Лука Тоски описывал устройство итальянского литературного рынка около 1800 г.: «Существовал спрос на зарубежную продукцию, и его нужно было удовлетворять» (‘Alle origini della narrativa di romanzo in Italia’, in Massimo Saltafuso [ed.], Il viaggio del narrare, Florence 1989, p. 19). Одно поколение спустя, в Испании «читателей не интересовала оригинальность испанского романа; они всего лишь хотели, чтобы он придерживался иностранных моделей, к которым они привыкли» – и, таким образом, заключает Элиза Марти-Лопес, можно сказать, что в промежутке между 1800 и 1850 г. «испанский роман писался во Франции» (Elisa Marri-Lopez, ‘La orfandad de la novela española: politica editorial y creación literaria a mediados del siglo XIX’, Bulletin Hispanique, 1997).

81

«Конечно, возвышенных порывов было немного. Гораздо чаще испано-американский роман был грубой и нелепой поделкой с сюжетом, заимствованным из современного ему европейского романтического романа» (Jean Franco, Spanish-American Literature, Cambridge 1969, p. 56). «Герои и героини латиноамериканских романов середины XIX в. мечтали друг о друге не так, как было принято <…> эти чувства могли и не быть характерными для предыдущего поколения. Фактически модернизированные любовники учились эротическим фантазиям, читая европейскую романтическую литературу, которую они надеялись воплотить в жизнь» (Doris Sommer, Foundational Fictions: The National Romances of Latin America, Berkeley-Los Angeles 1991 pp. 31–32).

Записи о размеченных областях

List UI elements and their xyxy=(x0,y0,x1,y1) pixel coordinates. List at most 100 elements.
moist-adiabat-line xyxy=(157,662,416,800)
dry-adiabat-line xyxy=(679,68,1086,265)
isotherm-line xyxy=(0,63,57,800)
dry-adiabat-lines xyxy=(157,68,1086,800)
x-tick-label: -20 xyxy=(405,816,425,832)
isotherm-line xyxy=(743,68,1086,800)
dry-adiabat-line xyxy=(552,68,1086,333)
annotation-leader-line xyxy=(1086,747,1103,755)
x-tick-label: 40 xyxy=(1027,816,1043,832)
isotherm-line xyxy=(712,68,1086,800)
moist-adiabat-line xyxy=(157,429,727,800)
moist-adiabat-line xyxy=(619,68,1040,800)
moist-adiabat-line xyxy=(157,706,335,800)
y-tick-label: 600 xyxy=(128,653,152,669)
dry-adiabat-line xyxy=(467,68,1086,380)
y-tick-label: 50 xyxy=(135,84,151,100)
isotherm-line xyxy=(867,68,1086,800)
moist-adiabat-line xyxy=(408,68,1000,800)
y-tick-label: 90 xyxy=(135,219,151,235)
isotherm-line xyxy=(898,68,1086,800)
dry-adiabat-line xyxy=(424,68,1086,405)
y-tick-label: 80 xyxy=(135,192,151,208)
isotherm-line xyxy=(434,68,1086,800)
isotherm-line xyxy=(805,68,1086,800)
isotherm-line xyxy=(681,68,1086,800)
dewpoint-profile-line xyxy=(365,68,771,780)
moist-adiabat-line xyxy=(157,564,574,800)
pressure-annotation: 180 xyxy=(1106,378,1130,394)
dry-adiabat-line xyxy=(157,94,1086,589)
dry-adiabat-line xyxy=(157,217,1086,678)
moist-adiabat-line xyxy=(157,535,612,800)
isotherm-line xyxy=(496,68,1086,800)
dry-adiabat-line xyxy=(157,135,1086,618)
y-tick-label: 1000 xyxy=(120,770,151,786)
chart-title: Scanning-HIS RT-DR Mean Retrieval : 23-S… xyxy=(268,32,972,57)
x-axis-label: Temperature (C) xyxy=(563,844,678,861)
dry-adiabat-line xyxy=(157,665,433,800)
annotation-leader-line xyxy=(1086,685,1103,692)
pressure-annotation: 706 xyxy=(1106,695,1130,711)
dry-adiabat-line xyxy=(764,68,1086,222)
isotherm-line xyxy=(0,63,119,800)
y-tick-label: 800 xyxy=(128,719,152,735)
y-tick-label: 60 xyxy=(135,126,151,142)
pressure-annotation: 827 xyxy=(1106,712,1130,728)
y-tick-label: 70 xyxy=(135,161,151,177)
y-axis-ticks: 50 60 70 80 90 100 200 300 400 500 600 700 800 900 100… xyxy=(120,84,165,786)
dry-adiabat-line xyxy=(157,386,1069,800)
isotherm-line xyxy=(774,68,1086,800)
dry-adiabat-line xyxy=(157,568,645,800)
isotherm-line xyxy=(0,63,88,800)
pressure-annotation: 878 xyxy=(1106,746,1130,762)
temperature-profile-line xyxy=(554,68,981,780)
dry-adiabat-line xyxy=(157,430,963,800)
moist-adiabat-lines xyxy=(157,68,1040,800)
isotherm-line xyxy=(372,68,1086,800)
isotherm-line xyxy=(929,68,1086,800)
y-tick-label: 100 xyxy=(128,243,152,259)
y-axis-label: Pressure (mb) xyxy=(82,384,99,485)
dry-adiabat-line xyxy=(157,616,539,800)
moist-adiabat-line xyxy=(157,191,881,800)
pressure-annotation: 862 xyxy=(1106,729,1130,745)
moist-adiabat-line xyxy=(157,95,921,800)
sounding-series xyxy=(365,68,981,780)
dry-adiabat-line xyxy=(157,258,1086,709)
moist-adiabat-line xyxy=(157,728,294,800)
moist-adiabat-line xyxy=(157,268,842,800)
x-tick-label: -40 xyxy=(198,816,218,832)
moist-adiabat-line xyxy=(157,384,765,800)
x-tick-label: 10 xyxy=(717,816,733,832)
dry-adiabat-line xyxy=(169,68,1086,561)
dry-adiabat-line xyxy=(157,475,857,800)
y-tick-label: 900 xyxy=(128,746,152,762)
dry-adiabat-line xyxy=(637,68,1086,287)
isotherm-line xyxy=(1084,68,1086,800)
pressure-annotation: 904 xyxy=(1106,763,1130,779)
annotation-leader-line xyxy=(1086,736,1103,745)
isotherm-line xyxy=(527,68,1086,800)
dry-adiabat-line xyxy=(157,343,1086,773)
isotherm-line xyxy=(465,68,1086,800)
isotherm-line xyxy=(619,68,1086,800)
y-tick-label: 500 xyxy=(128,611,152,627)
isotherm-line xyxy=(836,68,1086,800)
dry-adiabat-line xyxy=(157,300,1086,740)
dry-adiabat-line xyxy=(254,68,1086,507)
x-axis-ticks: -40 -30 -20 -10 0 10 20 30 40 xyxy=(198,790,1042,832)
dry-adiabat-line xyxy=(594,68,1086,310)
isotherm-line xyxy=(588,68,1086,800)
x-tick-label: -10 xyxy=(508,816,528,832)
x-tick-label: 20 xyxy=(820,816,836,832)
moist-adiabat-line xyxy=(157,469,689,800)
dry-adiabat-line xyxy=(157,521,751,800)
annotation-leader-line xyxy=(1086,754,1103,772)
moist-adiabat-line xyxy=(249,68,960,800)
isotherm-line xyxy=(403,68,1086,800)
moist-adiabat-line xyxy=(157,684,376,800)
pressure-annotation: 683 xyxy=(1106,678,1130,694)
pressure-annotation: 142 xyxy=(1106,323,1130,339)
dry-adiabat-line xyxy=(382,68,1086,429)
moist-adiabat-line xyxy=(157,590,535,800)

Задания
1. Определите, согласуются ли с текстом документа утверждения (а), (б), (в). На каждое ответьте «да» или «нет» и приведите решающие слова текста без изменений. (а) Лука Тоски описывал итальянский литературный рынок около 1800 г. (б) Испанских читателей интересовала оригинальность испанского романа. (в) Книга Spanish-American Literature издана в Кембридже в 1969 г.
2. Перескажите короче абзац текста документа, начинающийся словами «Конечно, возвышенных порывов было немного», и сохраните его основные факты.
3. Изложите суть текста документа в двух предложениях.
Данные здесь не используются.

Ответы
1.
(а) Да: «Лука Тоски описывал устройство итальянского литературного рынка около 1800 г.»
(б) Нет: «читателей не интересовала оригинальность испанского романа».
(в) Да: «Jean Franco, Spanish-American Literature, Cambridge 1969».

2. По Jean Franco, испано-американский роман редко отличался возвышенными порывами. Гораздо чаще он был грубой и нелепой поделкой с сюжетом, заимствованным из современного европейского романтического романа. По Doris Sommer, герои латиноамериканских романов середины XIX в. мечтали друг о друге иначе, чем было принято. Эти «модернизированные любовники» учились эротическим фантазиям по европейской романтической литературе и надеялись воплотить их в жизнь.

3. По описанию Луки Тоски, около 1800 г. на итальянском литературном рынке существовал спрос на зарубежную продукцию. В Испании между 1800 и 1850 г. читатели хотели, чтобы роман придерживался привычных иностранных моделей, а латиноамериканский роман середины XIX в. заимствовал сюжеты из европейского романтического романа.